-- Begin Exercise input --

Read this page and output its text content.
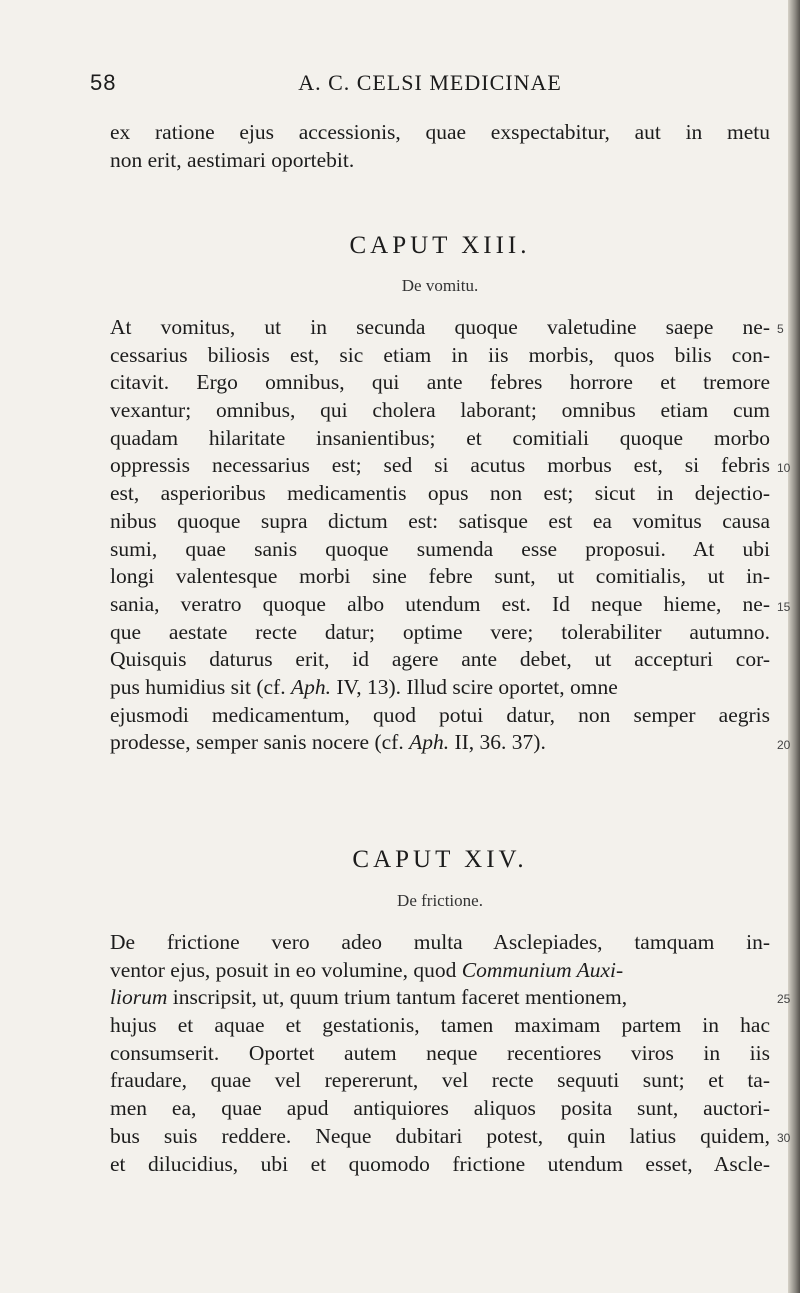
58	A. C. CELSI MEDICINAE
ex ratione ejus accessionis, quae exspectabitur, aut in metu
non erit, aestimari oportebit.
CAPUT XIII.
De vomitu.
At vomitus, ut in secunda quoque valetudine saepe ne-
cessarius biliosis est, sic etiam in iis morbis, quos bilis con-
citavit. Ergo omnibus, qui ante febres horrore et tremore
vexantur; omnibus, qui cholera laborant; omnibus etiam cum
quadam hilaritate insanientibus; et comitiali quoque morbo
oppressis necessarius est; sed si acutus morbus est, si febris
est, asperioribus medicamentis opus non est; sicut in dejectio-
nibus quoque supra dictum est: satisque est ea vomitus causa
sumi, quae sanis quoque sumenda esse proposui. At ubi
longi valentesque morbi sine febre sunt, ut comitialis, ut in-
sania, veratro quoque albo utendum est. Id neque hieme, ne-
que aestate recte datur; optime vere; tolerabiliter autumno.
Quisquis daturus erit, id agere ante debet, ut accepturi cor-
pus humidius sit (cf. Aph. IV, 13). Illud scire oportet, omne
ejusmodi medicamentum, quod potui datur, non semper aegris
prodesse, semper sanis nocere (cf. Aph. II, 36. 37).
CAPUT XIV.
De frictione.
De frictione vero adeo multa Asclepiades, tamquam in-
ventor ejus, posuit in eo volumine, quod Communium Auxi-
liorum inscripsit, ut, quum trium tantum faceret mentionem,
hujus et aquae et gestationis, tamen maximam partem in hac
consumserit. Oportet autem neque recentiores viros in iis
fraudare, quae vel repererunt, vel recte sequuti sunt; et ta-
men ea, quae apud antiquiores aliquos posita sunt, auctori-
bus suis reddere. Neque dubitari potest, quin latius quidem,
et dilucidius, ubi et quomodo frictione utendum esset, Ascle-
5
10
15
20
25
30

-- End Exercise input --

-- Aim of the task --
Reproduce the material above in full and without alteration, but skip all pictures.

-- Answer in full --
Read this page and output its text content.
58	A. C. CELSI MEDICINAE
ex ratione ejus accessionis, quae exspectabitur, aut in metu
non erit, aestimari oportebit.
CAPUT XIII.
De vomitu.
At vomitus, ut in secunda quoque valetudine saepe ne-
cessarius biliosis est, sic etiam in iis morbis, quos bilis con-
citavit. Ergo omnibus, qui ante febres horrore et tremore
vexantur; omnibus, qui cholera laborant; omnibus etiam cum
quadam hilaritate insanientibus; et comitiali quoque morbo
oppressis necessarius est; sed si acutus morbus est, si febris
est, asperioribus medicamentis opus non est; sicut in dejectio-
nibus quoque supra dictum est: satisque est ea vomitus causa
sumi, quae sanis quoque sumenda esse proposui. At ubi
longi valentesque morbi sine febre sunt, ut comitialis, ut in-
sania, veratro quoque albo utendum est. Id neque hieme, ne-
que aestate recte datur; optime vere; tolerabiliter autumno.
Quisquis daturus erit, id agere ante debet, ut accepturi cor-
pus humidius sit (cf. Aph. IV, 13). Illud scire oportet, omne
ejusmodi medicamentum, quod potui datur, non semper aegris
prodesse, semper sanis nocere (cf. Aph. II, 36. 37).
CAPUT XIV.
De frictione.
De frictione vero adeo multa Asclepiades, tamquam in-
ventor ejus, posuit in eo volumine, quod Communium Auxi-
liorum inscripsit, ut, quum trium tantum faceret mentionem,
hujus et aquae et gestationis, tamen maximam partem in hac
consumserit. Oportet autem neque recentiores viros in iis
fraudare, quae vel repererunt, vel recte sequuti sunt; et ta-
men ea, quae apud antiquiores aliquos posita sunt, auctori-
bus suis reddere. Neque dubitari potest, quin latius quidem,
et dilucidius, ubi et quomodo frictione utendum esset, Ascle-
5
10
15
20
25
30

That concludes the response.